**Aim of the exercise:**
Skip the pictures and repeat each line of the data exactly.
^^^^
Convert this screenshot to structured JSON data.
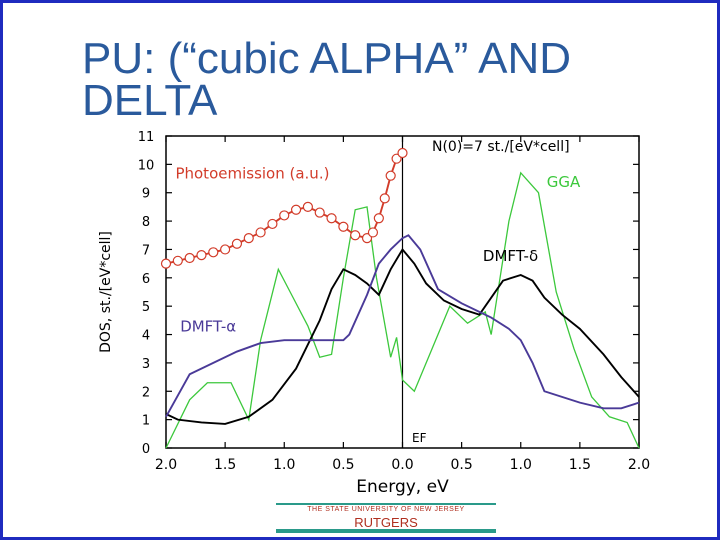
{
  "slide": {
    "title_line1": "PU: (“cubic ALPHA” AND",
    "title_line2": "DELTA",
    "footer_top": "THE STATE UNIVERSITY OF NEW JERSEY",
    "footer_bottom": "RUTGERS",
    "border_color": "#1f2bbf",
    "title_color": "#2a5a9c"
  },
  "chart_data": {
    "type": "line",
    "xlabel": "Energy, eV",
    "ylabel": "DOS, st./[eV*cell]",
    "xlim": [
      -2.0,
      2.0
    ],
    "ylim": [
      0,
      11
    ],
    "x_ticks": [
      -2.0,
      -1.5,
      -1.0,
      -0.5,
      0.0,
      0.5,
      1.0,
      1.5,
      2.0
    ],
    "x_tick_labels": [
      "2.0",
      "1.5",
      "1.0",
      "0.5",
      "0.0",
      "0.5",
      "1.0",
      "1.5",
      "2.0"
    ],
    "y_ticks": [
      0,
      1,
      2,
      3,
      4,
      5,
      6,
      7,
      8,
      9,
      10,
      11
    ],
    "y_tick_labels": [
      "0",
      "1",
      "2",
      "3",
      "4",
      "5",
      "6",
      "7",
      "8",
      "9",
      "10",
      "11"
    ],
    "annotations": {
      "norm": "N(0)=7 st./[eV*cell]",
      "ef": "EF"
    },
    "series": [
      {
        "name": "GGA",
        "color": "#3cc83c",
        "x": [
          -2.0,
          -1.8,
          -1.65,
          -1.45,
          -1.3,
          -1.2,
          -1.05,
          -0.95,
          -0.8,
          -0.7,
          -0.6,
          -0.5,
          -0.4,
          -0.3,
          -0.22,
          -0.1,
          -0.05,
          0.0,
          0.1,
          0.25,
          0.4,
          0.55,
          0.7,
          0.75,
          0.9,
          1.0,
          1.15,
          1.3,
          1.45,
          1.6,
          1.75,
          1.9,
          2.0
        ],
        "y": [
          0,
          1.7,
          2.3,
          2.3,
          1.0,
          3.8,
          6.3,
          5.5,
          4.3,
          3.2,
          3.3,
          6.0,
          8.4,
          8.5,
          6.0,
          3.2,
          3.9,
          2.4,
          2.0,
          3.5,
          5.0,
          4.4,
          4.8,
          4.0,
          8.0,
          9.7,
          9.0,
          5.5,
          3.5,
          1.8,
          1.1,
          0.9,
          0
        ],
        "label_x": 1.22,
        "label_y": 9.2
      },
      {
        "name": "DMFT-δ",
        "color": "#000000",
        "x": [
          -2.0,
          -1.9,
          -1.7,
          -1.5,
          -1.3,
          -1.1,
          -0.9,
          -0.7,
          -0.6,
          -0.5,
          -0.4,
          -0.3,
          -0.2,
          -0.1,
          0.0,
          0.1,
          0.2,
          0.35,
          0.5,
          0.65,
          0.75,
          0.85,
          1.0,
          1.1,
          1.2,
          1.35,
          1.5,
          1.7,
          1.85,
          2.0
        ],
        "y": [
          1.2,
          1.0,
          0.9,
          0.85,
          1.1,
          1.7,
          2.8,
          4.5,
          5.6,
          6.3,
          6.1,
          5.8,
          5.4,
          6.3,
          7.0,
          6.5,
          5.8,
          5.2,
          4.9,
          4.7,
          5.3,
          5.9,
          6.1,
          5.9,
          5.3,
          4.7,
          4.2,
          3.3,
          2.5,
          1.8
        ],
        "label_x": 0.68,
        "label_y": 6.6
      },
      {
        "name": "DMFT-α",
        "color": "#4a3a98",
        "x": [
          -2.0,
          -1.8,
          -1.6,
          -1.4,
          -1.2,
          -1.0,
          -0.8,
          -0.5,
          -0.45,
          -0.3,
          -0.2,
          -0.1,
          0.0,
          0.05,
          0.15,
          0.3,
          0.5,
          0.65,
          0.75,
          0.9,
          1.0,
          1.1,
          1.2,
          1.5,
          1.7,
          1.85,
          2.0
        ],
        "y": [
          1.1,
          2.6,
          3.0,
          3.4,
          3.7,
          3.8,
          3.8,
          3.8,
          4.0,
          5.4,
          6.5,
          7.0,
          7.4,
          7.5,
          7.0,
          5.6,
          5.1,
          4.8,
          4.6,
          4.2,
          3.8,
          3.0,
          2.0,
          1.6,
          1.4,
          1.4,
          1.6
        ],
        "label_x": -1.88,
        "label_y": 4.1
      },
      {
        "name": "Photoemission (a.u.)",
        "color": "#d23c2a",
        "marker": "circle",
        "x": [
          -2.0,
          -1.9,
          -1.8,
          -1.7,
          -1.6,
          -1.5,
          -1.4,
          -1.3,
          -1.2,
          -1.1,
          -1.0,
          -0.9,
          -0.8,
          -0.7,
          -0.6,
          -0.5,
          -0.4,
          -0.3,
          -0.25,
          -0.2,
          -0.15,
          -0.1,
          -0.05,
          0.0
        ],
        "y": [
          6.5,
          6.6,
          6.7,
          6.8,
          6.9,
          7.0,
          7.2,
          7.4,
          7.6,
          7.9,
          8.2,
          8.4,
          8.5,
          8.3,
          8.1,
          7.8,
          7.5,
          7.4,
          7.6,
          8.1,
          8.8,
          9.6,
          10.2,
          10.4
        ],
        "label_x": -1.92,
        "label_y": 9.5
      }
    ]
  }
}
^^^^
**Problem solution:**
Convert this screenshot to structured JSON data.
{
  "slide": {
    "title_line1": "PU: (“cubic ALPHA” AND",
    "title_line2": "DELTA",
    "footer_top": "THE STATE UNIVERSITY OF NEW JERSEY",
    "footer_bottom": "RUTGERS",
    "border_color": "#1f2bbf",
    "title_color": "#2a5a9c"
  },
  "chart_data": {
    "type": "line",
    "xlabel": "Energy, eV",
    "ylabel": "DOS, st./[eV*cell]",
    "xlim": [
      -2.0,
      2.0
    ],
    "ylim": [
      0,
      11
    ],
    "x_ticks": [
      -2.0,
      -1.5,
      -1.0,
      -0.5,
      0.0,
      0.5,
      1.0,
      1.5,
      2.0
    ],
    "x_tick_labels": [
      "2.0",
      "1.5",
      "1.0",
      "0.5",
      "0.0",
      "0.5",
      "1.0",
      "1.5",
      "2.0"
    ],
    "y_ticks": [
      0,
      1,
      2,
      3,
      4,
      5,
      6,
      7,
      8,
      9,
      10,
      11
    ],
    "y_tick_labels": [
      "0",
      "1",
      "2",
      "3",
      "4",
      "5",
      "6",
      "7",
      "8",
      "9",
      "10",
      "11"
    ],
    "annotations": {
      "norm": "N(0)=7 st./[eV*cell]",
      "ef": "EF"
    },
    "series": [
      {
        "name": "GGA",
        "color": "#3cc83c",
        "x": [
          -2.0,
          -1.8,
          -1.65,
          -1.45,
          -1.3,
          -1.2,
          -1.05,
          -0.95,
          -0.8,
          -0.7,
          -0.6,
          -0.5,
          -0.4,
          -0.3,
          -0.22,
          -0.1,
          -0.05,
          0.0,
          0.1,
          0.25,
          0.4,
          0.55,
          0.7,
          0.75,
          0.9,
          1.0,
          1.15,
          1.3,
          1.45,
          1.6,
          1.75,
          1.9,
          2.0
        ],
        "y": [
          0,
          1.7,
          2.3,
          2.3,
          1.0,
          3.8,
          6.3,
          5.5,
          4.3,
          3.2,
          3.3,
          6.0,
          8.4,
          8.5,
          6.0,
          3.2,
          3.9,
          2.4,
          2.0,
          3.5,
          5.0,
          4.4,
          4.8,
          4.0,
          8.0,
          9.7,
          9.0,
          5.5,
          3.5,
          1.8,
          1.1,
          0.9,
          0
        ],
        "label_x": 1.22,
        "label_y": 9.2
      },
      {
        "name": "DMFT-δ",
        "color": "#000000",
        "x": [
          -2.0,
          -1.9,
          -1.7,
          -1.5,
          -1.3,
          -1.1,
          -0.9,
          -0.7,
          -0.6,
          -0.5,
          -0.4,
          -0.3,
          -0.2,
          -0.1,
          0.0,
          0.1,
          0.2,
          0.35,
          0.5,
          0.65,
          0.75,
          0.85,
          1.0,
          1.1,
          1.2,
          1.35,
          1.5,
          1.7,
          1.85,
          2.0
        ],
        "y": [
          1.2,
          1.0,
          0.9,
          0.85,
          1.1,
          1.7,
          2.8,
          4.5,
          5.6,
          6.3,
          6.1,
          5.8,
          5.4,
          6.3,
          7.0,
          6.5,
          5.8,
          5.2,
          4.9,
          4.7,
          5.3,
          5.9,
          6.1,
          5.9,
          5.3,
          4.7,
          4.2,
          3.3,
          2.5,
          1.8
        ],
        "label_x": 0.68,
        "label_y": 6.6
      },
      {
        "name": "DMFT-α",
        "color": "#4a3a98",
        "x": [
          -2.0,
          -1.8,
          -1.6,
          -1.4,
          -1.2,
          -1.0,
          -0.8,
          -0.5,
          -0.45,
          -0.3,
          -0.2,
          -0.1,
          0.0,
          0.05,
          0.15,
          0.3,
          0.5,
          0.65,
          0.75,
          0.9,
          1.0,
          1.1,
          1.2,
          1.5,
          1.7,
          1.85,
          2.0
        ],
        "y": [
          1.1,
          2.6,
          3.0,
          3.4,
          3.7,
          3.8,
          3.8,
          3.8,
          4.0,
          5.4,
          6.5,
          7.0,
          7.4,
          7.5,
          7.0,
          5.6,
          5.1,
          4.8,
          4.6,
          4.2,
          3.8,
          3.0,
          2.0,
          1.6,
          1.4,
          1.4,
          1.6
        ],
        "label_x": -1.88,
        "label_y": 4.1
      },
      {
        "name": "Photoemission (a.u.)",
        "color": "#d23c2a",
        "marker": "circle",
        "x": [
          -2.0,
          -1.9,
          -1.8,
          -1.7,
          -1.6,
          -1.5,
          -1.4,
          -1.3,
          -1.2,
          -1.1,
          -1.0,
          -0.9,
          -0.8,
          -0.7,
          -0.6,
          -0.5,
          -0.4,
          -0.3,
          -0.25,
          -0.2,
          -0.15,
          -0.1,
          -0.05,
          0.0
        ],
        "y": [
          6.5,
          6.6,
          6.7,
          6.8,
          6.9,
          7.0,
          7.2,
          7.4,
          7.6,
          7.9,
          8.2,
          8.4,
          8.5,
          8.3,
          8.1,
          7.8,
          7.5,
          7.4,
          7.6,
          8.1,
          8.8,
          9.6,
          10.2,
          10.4
        ],
        "label_x": -1.92,
        "label_y": 9.5
      }
    ]
  }
}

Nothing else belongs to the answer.